→ **The task**: Update the records below from the line containing "digit-cell[interactable] (272, 92, 293, 110)" through the line containing "digit-cell[interactable] (312, 114, 333, 132)", replacing "digit-cell" with "digit-box" and leaving everything else unchanged.
* START Entries *
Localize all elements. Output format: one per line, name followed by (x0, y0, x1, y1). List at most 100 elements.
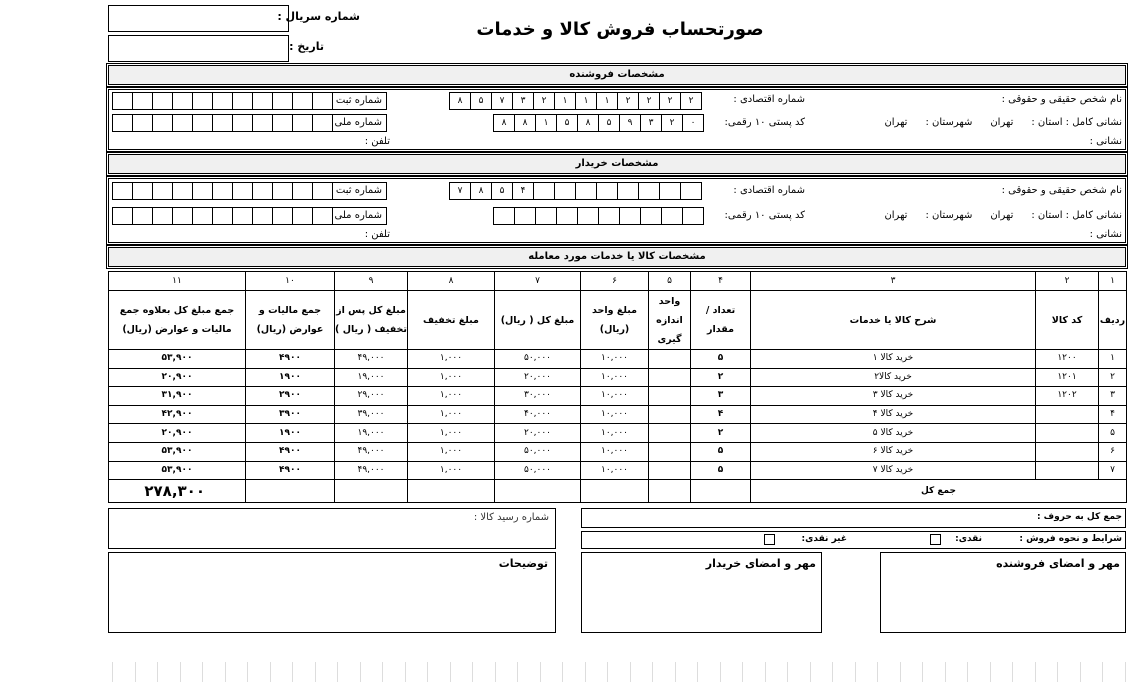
digit-cell[interactable] (272, 92, 293, 110)
digit-cell[interactable] (661, 207, 683, 225)
digit-cell[interactable] (682, 207, 704, 225)
digit-cell[interactable] (292, 207, 313, 225)
digit-cell[interactable] (577, 207, 599, 225)
digit-cell[interactable] (312, 114, 333, 132)
digit-cell[interactable] (192, 92, 213, 110)
digit-cell[interactable] (212, 182, 233, 200)
digit-cell[interactable] (638, 182, 660, 200)
digit-cell[interactable]: ۲ (659, 92, 681, 110)
digit-cell[interactable]: ۷ (449, 182, 471, 200)
digit-cell[interactable] (252, 114, 273, 132)
digit-cell[interactable]: ۱ (596, 92, 618, 110)
digit-cell[interactable]: ۸ (449, 92, 471, 110)
digit-cell[interactable] (575, 182, 597, 200)
digit-cell[interactable] (132, 114, 153, 132)
digit-cell[interactable]: ۳ (640, 114, 662, 132)
goods-receipt-field[interactable] (108, 508, 556, 549)
notes-box[interactable] (108, 552, 556, 633)
digit-cell[interactable] (514, 207, 536, 225)
digit-cell[interactable] (252, 182, 273, 200)
digit-cell[interactable]: ۳ (512, 92, 534, 110)
digit-cell[interactable] (232, 207, 253, 225)
digit-cell[interactable]: ۰ (682, 114, 704, 132)
digit-cell[interactable] (112, 207, 133, 225)
serial-number-field[interactable] (108, 5, 289, 32)
digit-cell[interactable] (312, 207, 333, 225)
total-in-words-field[interactable] (581, 508, 1126, 528)
digit-cell[interactable] (659, 182, 681, 200)
buyer-national-number[interactable]: شماره ملی (112, 207, 387, 225)
digit-cell[interactable] (152, 207, 173, 225)
digit-cell[interactable]: ۲ (533, 92, 555, 110)
digit-cell[interactable] (212, 92, 233, 110)
digit-cell[interactable] (640, 207, 662, 225)
digit-cell[interactable] (232, 182, 253, 200)
digit-cell[interactable] (172, 182, 193, 200)
digit-cell[interactable] (172, 114, 193, 132)
digit-cell[interactable] (212, 207, 233, 225)
digit-cell[interactable]: ۲ (680, 92, 702, 110)
digit-cell[interactable] (152, 114, 173, 132)
digit-cell[interactable] (212, 114, 233, 132)
digit-cell[interactable] (535, 207, 557, 225)
digit-cell[interactable] (132, 182, 153, 200)
digit-cell[interactable]: ۸ (493, 114, 515, 132)
seller-registration-number[interactable]: شماره ثبت (112, 92, 387, 110)
digit-cell[interactable] (312, 182, 333, 200)
digit-cell[interactable] (192, 207, 213, 225)
digit-cell[interactable] (252, 207, 273, 225)
noncash-checkbox[interactable] (764, 534, 775, 545)
digit-cell[interactable]: ۵ (470, 92, 492, 110)
digit-cell[interactable] (554, 182, 576, 200)
digit-cell[interactable] (192, 182, 213, 200)
digit-cell[interactable]: ۵ (556, 114, 578, 132)
digit-cell[interactable]: ۲ (617, 92, 639, 110)
digit-cell[interactable] (112, 182, 133, 200)
digit-cell[interactable]: ۵ (598, 114, 620, 132)
date-field[interactable] (108, 35, 289, 62)
digit-cell[interactable]: ۱ (535, 114, 557, 132)
digit-cell[interactable] (272, 182, 293, 200)
digit-cell[interactable] (493, 207, 515, 225)
digit-cell[interactable] (172, 207, 193, 225)
digit-cell[interactable]: ۸ (514, 114, 536, 132)
digit-cell[interactable] (132, 92, 153, 110)
digit-cell[interactable] (272, 114, 293, 132)
digit-cell[interactable] (112, 92, 133, 110)
digit-cell[interactable] (617, 182, 639, 200)
digit-cell[interactable]: ۲ (661, 114, 683, 132)
buyer-registration-number[interactable]: شماره ثبت (112, 182, 387, 200)
digit-cell[interactable] (292, 182, 313, 200)
digit-cell[interactable]: ۸ (470, 182, 492, 200)
digit-cell[interactable] (192, 114, 213, 132)
digit-cell[interactable] (292, 92, 313, 110)
digit-cell[interactable]: ۵ (491, 182, 513, 200)
digit-cell[interactable]: ۹ (619, 114, 641, 132)
digit-cell[interactable]: ۱ (575, 92, 597, 110)
digit-cell[interactable] (172, 92, 193, 110)
digit-cell[interactable] (112, 114, 133, 132)
digit-cell[interactable] (292, 114, 313, 132)
digit-cell[interactable] (272, 207, 293, 225)
digit-cell[interactable] (232, 92, 253, 110)
digit-cell[interactable] (232, 114, 253, 132)
digit-cell[interactable]: ۲ (638, 92, 660, 110)
digit-cell[interactable] (252, 92, 273, 110)
digit-cell[interactable] (152, 92, 173, 110)
digit-cell[interactable]: ۷ (491, 92, 513, 110)
cash-checkbox[interactable] (930, 534, 941, 545)
digit-cell[interactable] (132, 207, 153, 225)
digit-cell[interactable] (312, 92, 333, 110)
digit-cell[interactable] (556, 207, 578, 225)
digit-cell[interactable]: ۴ (512, 182, 534, 200)
digit-cell[interactable] (596, 182, 618, 200)
digit-cell[interactable]: ۱ (554, 92, 576, 110)
digit-cell[interactable] (152, 182, 173, 200)
digit-cell[interactable] (619, 207, 641, 225)
buyer-postal-code[interactable] (493, 207, 704, 225)
digit-cell[interactable] (680, 182, 702, 200)
digit-cell[interactable]: ۸ (577, 114, 599, 132)
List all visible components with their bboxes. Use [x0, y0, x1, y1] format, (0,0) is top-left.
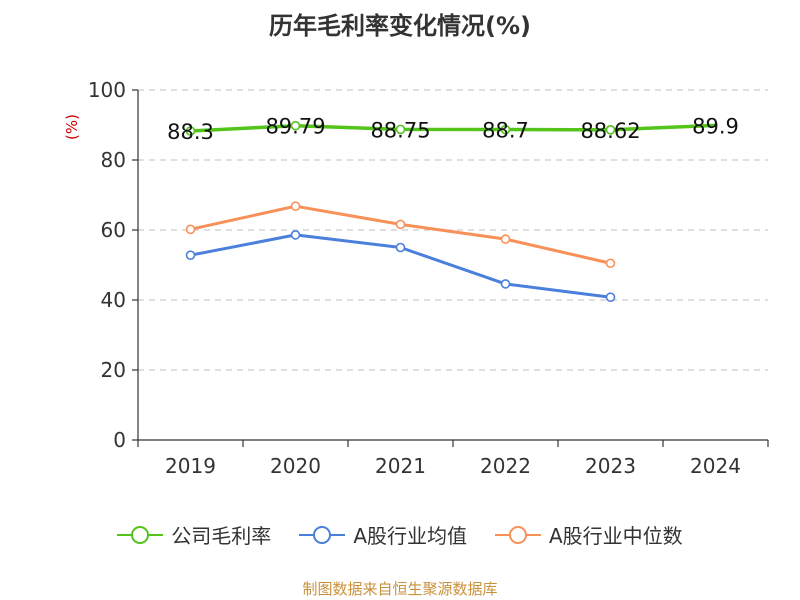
legend-item-company[interactable]: 公司毛利率: [117, 520, 271, 549]
legend-label: 公司毛利率: [171, 524, 272, 548]
x-tick-label: 2020: [270, 454, 321, 478]
data-labels: 88.3 89.79 88.75 88.7 88.62 89.9: [167, 114, 739, 144]
legend: 公司毛利率 A股行业均值 A股行业中位数: [0, 520, 800, 549]
data-label: 88.75: [370, 118, 430, 142]
y-tick-labels: 0 20 40 60 80 100: [88, 78, 126, 452]
legend-label: A股行业均值: [353, 524, 467, 548]
legend-item-industry-mean[interactable]: A股行业均值: [299, 520, 467, 549]
chart-title: 历年毛利率变化情况(%): [269, 12, 531, 40]
x-tick-labels: 2019 2020 2021 2022 2023 2024: [165, 454, 741, 478]
data-point: [185, 126, 196, 136]
legend-marker-icon: [117, 525, 164, 544]
data-point: [395, 242, 406, 253]
data-label: 89.79: [265, 115, 325, 139]
x-tick-label: 2024: [690, 454, 741, 478]
data-label: 89.9: [692, 114, 739, 138]
y-tick-label: 0: [113, 428, 126, 452]
data-point: [500, 124, 511, 135]
data-point: [605, 125, 616, 135]
data-point: [500, 234, 511, 244]
data-label: 88.62: [580, 119, 640, 143]
x-tick-label: 2022: [480, 454, 531, 478]
series-line: [189, 204, 612, 265]
data-point: [185, 224, 196, 235]
grid-lines: [138, 89, 768, 371]
legend-item-industry-median[interactable]: A股行业中位数: [495, 520, 683, 549]
series-lines: [185, 120, 718, 303]
x-tick-label: 2023: [585, 454, 636, 478]
y-tick-label: 40: [101, 288, 126, 312]
series-line: [188, 123, 718, 133]
data-point: [605, 292, 616, 303]
y-tick-label: 60: [101, 218, 126, 242]
y-axis-label: (%): [63, 114, 81, 140]
x-tick-label: 2019: [165, 454, 216, 478]
x-tick-label: 2021: [375, 454, 426, 478]
data-point: [605, 258, 616, 269]
y-tick-label: 20: [101, 358, 126, 382]
y-tick-label: 80: [101, 148, 126, 172]
legend-marker-icon: [495, 525, 541, 544]
data-point: [500, 279, 511, 289]
data-point: [290, 201, 301, 211]
data-point: [290, 120, 301, 131]
axes: [132, 89, 769, 447]
data-point: [185, 250, 196, 260]
legend-marker-icon: [299, 525, 346, 544]
y-tick-label: 100: [88, 78, 126, 102]
data-label: 88.7: [482, 119, 529, 143]
data-point: [395, 219, 406, 230]
data-label: 88.3: [167, 120, 214, 144]
legend-label: A股行业中位数: [549, 524, 683, 548]
source-note: 制图数据来自恒生聚源数据库: [302, 580, 498, 598]
data-point: [395, 124, 406, 135]
data-point: [290, 230, 301, 240]
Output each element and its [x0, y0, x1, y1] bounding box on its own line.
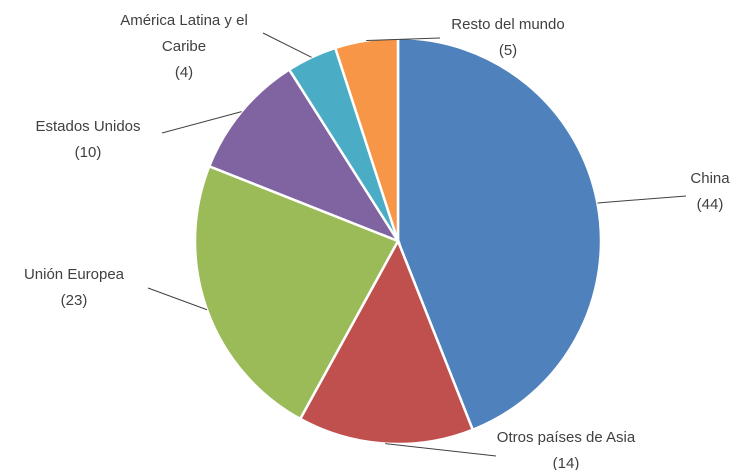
- slice-name: Otros países de Asia: [496, 429, 636, 446]
- slice-label: América Latina y el Caribe (4): [114, 8, 254, 86]
- leader-line: [147, 287, 208, 311]
- leader-line: [161, 111, 242, 134]
- slice-name: América Latina y el Caribe: [120, 12, 248, 55]
- slice-value: (10): [74, 144, 102, 161]
- slice-name: Resto del mundo: [451, 16, 565, 33]
- pie-slice: [193, 164, 400, 421]
- slice-name: China: [690, 170, 730, 187]
- leader-line: [597, 195, 687, 204]
- slice-label: Unión Europea (23): [0, 262, 149, 314]
- slice-value: (44): [696, 196, 724, 213]
- slice-value: (4): [174, 64, 194, 81]
- slice-label: China (44): [670, 166, 738, 218]
- slice-label: Otros países de Asia (14): [476, 425, 656, 470]
- pie-slice: [207, 67, 402, 244]
- slice-label: Estados Unidos (10): [13, 114, 163, 166]
- slice-name: Estados Unidos: [35, 118, 141, 135]
- slice-value: (5): [498, 42, 518, 59]
- leader-line: [262, 32, 312, 58]
- pie-slice: [298, 238, 475, 446]
- leader-line: [385, 443, 497, 457]
- slice-label: Resto del mundo (5): [433, 12, 583, 64]
- slice-value: (14): [552, 455, 580, 470]
- slice-value: (23): [60, 292, 88, 309]
- leader-line: [366, 37, 441, 41]
- slice-name: Unión Europea: [23, 266, 125, 283]
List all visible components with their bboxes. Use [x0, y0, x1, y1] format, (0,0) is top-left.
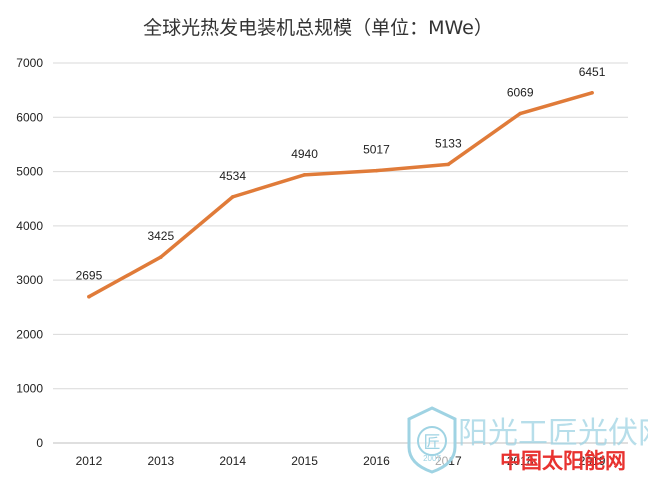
* END Entries *
→ **Response to this exercise**:
digit-box[interactable] (272, 92, 293, 110)
digit-box[interactable] (661, 207, 683, 225)
digit-box[interactable] (682, 207, 704, 225)
digit-box[interactable] (292, 207, 313, 225)
digit-box[interactable] (577, 207, 599, 225)
digit-box[interactable] (312, 114, 333, 132)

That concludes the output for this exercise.